━━━━━ Reading passage ━━━━━

Chief creative officer, international, DigitasLBi
Last week was Cannes week, when the eyes of the world were on us.
Actually, they weren’t. Someone once told me that, to somebody outside the industry, a Lion is about as important as a "Greatest Dad in the World" T-shirt. Nobody outside the industry gives a shit about advertising. Although push them and they’ll recount their favourite ads – and, these days, there are pieces of content (mini-mouth-vom) that are "actively shared on social channels" (another mini-mouth-vom). For fuck’s sake, we all know it’s the job of ads to be better than the rest of what people are looking at, be that green-screen Queen, Game of Thrones or Googling "Olive oil + paddling pool". And sometimes our industry produces wonderful behaviour-changing cultural awesomeness. Not this week, though.
If you were to take this week’s selection, you’d feel we’re collectively failing to compete. The best piece I think is Subway’s (4) toned-down Peep Show. I know the creatives behind this could do something of the same funny as the Mitchell and Webb TV show. Except they didn’t or most likely couldn’t because maybe the client wouldn’t. Nice enough ad, though.
The Nike (2) thing is just awful. A brand that used to be about sport poncing about in a gold room having dreary chats with "ambassadors". This kind of making-of movie is so done and so pointless. We’ve all done too many of them – can we stop now, please?
Two retailers, Heal’s (1) and Asda (5), do their best to showcase their wares – one with nice models and some nice furniture, the other with a celebrity chef whose performance barely improves on his own chopping board. All very nice – nice food, nice furniture, nice chap. Whatevs.

━━━━━

◆ **Written problem a**:
Answer these questions using the advertising column above.
(i) Which brand's ad does the writer consider the best of the week?
(ii) Which two retailers are named as showcasing their wares?
(iii) According to the writer, what was the Nike brand once about?
The text and the records are unrelated pieces of material.

━━━━━ Exercise materials ━━━━━

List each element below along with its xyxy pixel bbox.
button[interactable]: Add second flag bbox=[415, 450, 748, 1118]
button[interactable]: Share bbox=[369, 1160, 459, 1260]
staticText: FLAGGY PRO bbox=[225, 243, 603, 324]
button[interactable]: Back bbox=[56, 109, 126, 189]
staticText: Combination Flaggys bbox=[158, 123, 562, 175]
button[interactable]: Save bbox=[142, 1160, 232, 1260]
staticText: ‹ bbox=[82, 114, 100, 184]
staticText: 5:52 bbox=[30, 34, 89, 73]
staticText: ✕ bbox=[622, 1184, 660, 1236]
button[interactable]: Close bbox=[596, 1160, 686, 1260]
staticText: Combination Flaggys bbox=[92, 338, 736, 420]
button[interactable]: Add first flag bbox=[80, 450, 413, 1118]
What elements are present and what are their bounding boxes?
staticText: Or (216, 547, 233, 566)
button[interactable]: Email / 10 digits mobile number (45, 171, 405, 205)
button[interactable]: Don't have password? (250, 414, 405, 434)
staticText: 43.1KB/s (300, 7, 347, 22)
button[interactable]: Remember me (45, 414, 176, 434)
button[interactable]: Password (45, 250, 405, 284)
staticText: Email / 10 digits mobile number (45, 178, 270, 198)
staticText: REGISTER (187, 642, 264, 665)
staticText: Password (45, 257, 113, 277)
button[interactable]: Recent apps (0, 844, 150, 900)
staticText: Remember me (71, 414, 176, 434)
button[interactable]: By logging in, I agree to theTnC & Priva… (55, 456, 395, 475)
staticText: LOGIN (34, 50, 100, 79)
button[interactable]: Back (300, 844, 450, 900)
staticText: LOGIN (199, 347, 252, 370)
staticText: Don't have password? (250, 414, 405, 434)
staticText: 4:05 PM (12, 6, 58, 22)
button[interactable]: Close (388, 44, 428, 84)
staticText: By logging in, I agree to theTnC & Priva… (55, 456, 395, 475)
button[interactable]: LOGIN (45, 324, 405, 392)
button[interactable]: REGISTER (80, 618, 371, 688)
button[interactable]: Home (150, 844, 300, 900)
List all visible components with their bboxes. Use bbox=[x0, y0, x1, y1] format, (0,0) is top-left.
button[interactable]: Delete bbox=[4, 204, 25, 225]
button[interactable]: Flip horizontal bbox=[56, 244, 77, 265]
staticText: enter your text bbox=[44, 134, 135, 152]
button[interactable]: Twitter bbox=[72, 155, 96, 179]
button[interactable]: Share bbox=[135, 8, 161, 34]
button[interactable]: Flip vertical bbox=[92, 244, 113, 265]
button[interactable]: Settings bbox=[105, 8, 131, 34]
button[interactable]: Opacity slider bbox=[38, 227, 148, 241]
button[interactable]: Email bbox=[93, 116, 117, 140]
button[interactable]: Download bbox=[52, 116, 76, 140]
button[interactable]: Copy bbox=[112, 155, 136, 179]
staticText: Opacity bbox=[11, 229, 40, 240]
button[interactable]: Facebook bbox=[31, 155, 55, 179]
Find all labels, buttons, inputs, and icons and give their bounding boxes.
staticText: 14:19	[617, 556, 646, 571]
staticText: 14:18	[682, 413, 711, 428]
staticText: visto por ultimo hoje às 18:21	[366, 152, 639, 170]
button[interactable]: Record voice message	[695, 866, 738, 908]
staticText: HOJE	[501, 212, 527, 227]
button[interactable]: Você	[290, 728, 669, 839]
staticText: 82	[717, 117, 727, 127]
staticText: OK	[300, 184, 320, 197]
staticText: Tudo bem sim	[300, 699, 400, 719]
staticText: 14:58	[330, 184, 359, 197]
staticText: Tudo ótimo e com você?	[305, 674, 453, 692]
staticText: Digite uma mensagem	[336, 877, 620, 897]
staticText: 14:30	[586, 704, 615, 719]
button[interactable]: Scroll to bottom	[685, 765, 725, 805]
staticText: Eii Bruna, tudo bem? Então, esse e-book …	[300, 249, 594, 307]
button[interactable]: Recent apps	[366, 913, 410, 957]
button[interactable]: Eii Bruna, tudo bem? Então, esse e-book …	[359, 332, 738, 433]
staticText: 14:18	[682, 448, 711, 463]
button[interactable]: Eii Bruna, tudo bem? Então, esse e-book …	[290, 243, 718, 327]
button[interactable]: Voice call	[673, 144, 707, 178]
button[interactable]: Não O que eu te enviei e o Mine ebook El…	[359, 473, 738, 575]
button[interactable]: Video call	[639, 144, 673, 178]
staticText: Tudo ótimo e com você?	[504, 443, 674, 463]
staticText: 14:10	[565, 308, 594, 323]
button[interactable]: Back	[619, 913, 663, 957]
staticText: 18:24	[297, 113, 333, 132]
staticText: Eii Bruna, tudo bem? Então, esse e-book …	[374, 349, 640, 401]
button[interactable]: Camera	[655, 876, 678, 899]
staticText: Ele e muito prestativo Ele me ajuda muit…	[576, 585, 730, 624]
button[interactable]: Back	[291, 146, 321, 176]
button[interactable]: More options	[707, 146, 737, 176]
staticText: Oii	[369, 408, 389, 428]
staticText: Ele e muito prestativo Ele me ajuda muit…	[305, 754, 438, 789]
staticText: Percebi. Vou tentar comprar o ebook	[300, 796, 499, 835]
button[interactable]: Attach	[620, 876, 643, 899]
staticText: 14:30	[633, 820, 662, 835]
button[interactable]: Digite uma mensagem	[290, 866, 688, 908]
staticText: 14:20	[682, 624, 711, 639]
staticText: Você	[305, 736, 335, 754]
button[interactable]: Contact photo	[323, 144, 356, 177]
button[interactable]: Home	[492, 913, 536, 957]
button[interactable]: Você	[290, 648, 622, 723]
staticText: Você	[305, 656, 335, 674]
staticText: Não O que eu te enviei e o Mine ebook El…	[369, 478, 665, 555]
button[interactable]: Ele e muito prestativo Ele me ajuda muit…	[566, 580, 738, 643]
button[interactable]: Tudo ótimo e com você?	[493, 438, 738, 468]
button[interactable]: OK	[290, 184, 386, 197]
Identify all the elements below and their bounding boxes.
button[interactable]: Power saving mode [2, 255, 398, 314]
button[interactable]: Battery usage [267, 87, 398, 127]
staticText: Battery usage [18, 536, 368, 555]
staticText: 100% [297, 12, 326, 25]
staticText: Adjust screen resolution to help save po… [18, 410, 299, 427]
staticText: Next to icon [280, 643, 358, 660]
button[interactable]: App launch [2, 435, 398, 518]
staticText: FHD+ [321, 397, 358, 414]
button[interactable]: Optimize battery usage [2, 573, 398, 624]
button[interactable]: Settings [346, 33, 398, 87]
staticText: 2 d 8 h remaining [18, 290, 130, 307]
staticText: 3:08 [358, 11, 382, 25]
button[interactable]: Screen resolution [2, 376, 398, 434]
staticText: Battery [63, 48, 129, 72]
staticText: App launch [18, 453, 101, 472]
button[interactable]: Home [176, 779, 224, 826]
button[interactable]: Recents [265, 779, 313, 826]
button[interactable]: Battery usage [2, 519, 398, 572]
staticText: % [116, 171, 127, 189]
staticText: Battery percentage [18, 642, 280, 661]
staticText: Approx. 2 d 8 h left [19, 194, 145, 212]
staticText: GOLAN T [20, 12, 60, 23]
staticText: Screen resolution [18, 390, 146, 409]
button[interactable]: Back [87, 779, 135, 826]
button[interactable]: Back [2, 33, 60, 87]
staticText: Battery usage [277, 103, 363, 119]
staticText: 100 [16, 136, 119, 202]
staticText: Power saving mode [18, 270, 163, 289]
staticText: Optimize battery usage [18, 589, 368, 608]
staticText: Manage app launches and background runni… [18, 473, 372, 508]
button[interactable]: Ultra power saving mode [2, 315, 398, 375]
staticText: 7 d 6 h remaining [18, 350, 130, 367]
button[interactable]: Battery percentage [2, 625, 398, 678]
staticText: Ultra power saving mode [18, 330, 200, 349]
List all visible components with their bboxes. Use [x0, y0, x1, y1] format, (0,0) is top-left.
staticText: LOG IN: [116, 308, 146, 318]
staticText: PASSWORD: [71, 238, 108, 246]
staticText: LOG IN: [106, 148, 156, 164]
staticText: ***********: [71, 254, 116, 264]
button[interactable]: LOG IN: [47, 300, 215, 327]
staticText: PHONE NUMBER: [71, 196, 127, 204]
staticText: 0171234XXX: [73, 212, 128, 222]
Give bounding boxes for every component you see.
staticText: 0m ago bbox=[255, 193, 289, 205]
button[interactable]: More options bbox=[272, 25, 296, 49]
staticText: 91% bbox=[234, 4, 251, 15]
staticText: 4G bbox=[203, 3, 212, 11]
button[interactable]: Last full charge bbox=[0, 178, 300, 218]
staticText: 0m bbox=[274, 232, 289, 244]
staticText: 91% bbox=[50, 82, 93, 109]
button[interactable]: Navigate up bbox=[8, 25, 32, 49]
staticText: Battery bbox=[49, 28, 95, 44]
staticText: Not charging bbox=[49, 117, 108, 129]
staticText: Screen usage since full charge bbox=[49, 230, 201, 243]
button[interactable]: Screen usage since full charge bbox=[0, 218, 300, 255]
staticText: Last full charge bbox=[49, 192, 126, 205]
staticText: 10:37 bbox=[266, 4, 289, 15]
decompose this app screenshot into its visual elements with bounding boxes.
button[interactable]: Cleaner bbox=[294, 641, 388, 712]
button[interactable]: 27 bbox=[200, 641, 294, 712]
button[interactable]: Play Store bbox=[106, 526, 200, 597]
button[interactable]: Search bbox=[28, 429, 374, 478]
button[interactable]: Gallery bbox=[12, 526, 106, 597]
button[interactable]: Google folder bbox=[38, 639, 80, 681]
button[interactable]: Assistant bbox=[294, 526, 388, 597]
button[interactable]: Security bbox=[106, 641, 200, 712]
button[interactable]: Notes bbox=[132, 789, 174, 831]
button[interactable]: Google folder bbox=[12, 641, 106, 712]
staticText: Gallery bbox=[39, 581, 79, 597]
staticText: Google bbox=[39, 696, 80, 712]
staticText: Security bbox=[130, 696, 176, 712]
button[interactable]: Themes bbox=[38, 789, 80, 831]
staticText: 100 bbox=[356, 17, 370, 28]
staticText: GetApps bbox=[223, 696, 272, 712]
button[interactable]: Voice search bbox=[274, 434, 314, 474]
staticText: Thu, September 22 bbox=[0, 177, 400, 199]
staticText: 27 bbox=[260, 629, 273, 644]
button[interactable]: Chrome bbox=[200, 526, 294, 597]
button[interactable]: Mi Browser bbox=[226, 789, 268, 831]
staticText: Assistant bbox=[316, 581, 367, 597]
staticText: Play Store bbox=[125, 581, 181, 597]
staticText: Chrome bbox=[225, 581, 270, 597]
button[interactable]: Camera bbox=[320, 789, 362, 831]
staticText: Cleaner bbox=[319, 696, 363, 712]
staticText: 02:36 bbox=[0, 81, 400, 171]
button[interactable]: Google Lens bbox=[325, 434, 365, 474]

━━━━━

◆ **Written problem b**: Copy, character for character, the part of the records that opens with their first line and closes with the line containing "button[interactable]: Save bbox=[142, 1160, 232, 1260]", including both of those lines.

◆ **Right answer a**:
(i) Subway
(ii) Heal's and Asda
(iii) Sport

◆ **Right answer b**:
List each element below along with its xyxy pixel bbox.
button[interactable]: Add second flag bbox=[415, 450, 748, 1118]
button[interactable]: Share bbox=[369, 1160, 459, 1260]
staticText: FLAGGY PRO bbox=[225, 243, 603, 324]
button[interactable]: Back bbox=[56, 109, 126, 189]
staticText: Combination Flaggys bbox=[158, 123, 562, 175]
button[interactable]: Save bbox=[142, 1160, 232, 1260]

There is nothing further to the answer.